> TASK INSTRUCTIONS:
Copy every line of the entries that includes the word "Mount".

> PROVIDED MATERIAL:
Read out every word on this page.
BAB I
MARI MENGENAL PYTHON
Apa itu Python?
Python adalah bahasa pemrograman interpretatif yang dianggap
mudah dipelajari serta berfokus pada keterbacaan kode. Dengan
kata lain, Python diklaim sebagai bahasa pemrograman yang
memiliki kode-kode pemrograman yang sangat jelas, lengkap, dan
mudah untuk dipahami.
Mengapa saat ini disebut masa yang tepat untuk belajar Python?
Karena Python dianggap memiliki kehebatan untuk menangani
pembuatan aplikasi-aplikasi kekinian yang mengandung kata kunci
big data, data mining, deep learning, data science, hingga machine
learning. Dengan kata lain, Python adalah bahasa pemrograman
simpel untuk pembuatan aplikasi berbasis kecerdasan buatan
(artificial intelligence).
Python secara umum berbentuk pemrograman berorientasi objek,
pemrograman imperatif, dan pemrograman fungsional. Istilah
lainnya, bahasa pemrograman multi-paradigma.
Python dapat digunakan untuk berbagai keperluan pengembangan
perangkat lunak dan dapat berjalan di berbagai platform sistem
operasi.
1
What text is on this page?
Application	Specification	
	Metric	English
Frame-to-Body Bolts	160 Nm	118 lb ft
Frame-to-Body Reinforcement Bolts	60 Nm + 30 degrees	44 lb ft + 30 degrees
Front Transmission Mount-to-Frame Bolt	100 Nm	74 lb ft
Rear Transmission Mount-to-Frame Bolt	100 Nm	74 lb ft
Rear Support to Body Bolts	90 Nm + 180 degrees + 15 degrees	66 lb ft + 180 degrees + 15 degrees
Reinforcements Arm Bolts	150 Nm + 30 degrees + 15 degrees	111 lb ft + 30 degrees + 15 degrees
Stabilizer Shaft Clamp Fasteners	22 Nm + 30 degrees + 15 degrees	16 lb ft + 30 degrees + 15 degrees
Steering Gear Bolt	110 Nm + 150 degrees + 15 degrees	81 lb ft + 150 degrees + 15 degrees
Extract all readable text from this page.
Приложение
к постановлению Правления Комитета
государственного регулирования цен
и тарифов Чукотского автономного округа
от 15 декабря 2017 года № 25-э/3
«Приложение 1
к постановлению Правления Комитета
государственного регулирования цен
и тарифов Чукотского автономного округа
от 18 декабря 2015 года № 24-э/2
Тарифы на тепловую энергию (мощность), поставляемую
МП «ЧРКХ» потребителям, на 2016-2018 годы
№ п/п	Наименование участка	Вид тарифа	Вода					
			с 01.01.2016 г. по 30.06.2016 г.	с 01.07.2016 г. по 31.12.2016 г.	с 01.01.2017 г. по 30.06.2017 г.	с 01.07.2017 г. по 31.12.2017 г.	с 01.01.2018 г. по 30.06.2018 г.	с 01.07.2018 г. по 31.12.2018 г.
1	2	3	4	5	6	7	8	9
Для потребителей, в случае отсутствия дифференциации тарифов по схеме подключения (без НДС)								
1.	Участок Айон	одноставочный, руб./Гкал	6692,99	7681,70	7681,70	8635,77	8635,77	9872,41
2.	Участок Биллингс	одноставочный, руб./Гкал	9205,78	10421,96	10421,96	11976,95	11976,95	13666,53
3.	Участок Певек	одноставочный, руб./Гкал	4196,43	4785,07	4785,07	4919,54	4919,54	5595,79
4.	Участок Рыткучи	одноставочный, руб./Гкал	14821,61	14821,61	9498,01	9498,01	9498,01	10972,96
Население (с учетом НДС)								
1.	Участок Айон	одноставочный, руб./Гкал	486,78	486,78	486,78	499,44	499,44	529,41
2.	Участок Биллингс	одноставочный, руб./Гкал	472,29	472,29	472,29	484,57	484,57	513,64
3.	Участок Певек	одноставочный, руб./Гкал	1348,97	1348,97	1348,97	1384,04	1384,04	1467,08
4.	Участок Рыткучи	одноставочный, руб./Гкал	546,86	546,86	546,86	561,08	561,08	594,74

> EXPECTED ANSWER:
Front Transmission Mount-to-Frame Bolt	100 Nm	74 lb ft
Rear Transmission Mount-to-Frame Bolt	100 Nm	74 lb ft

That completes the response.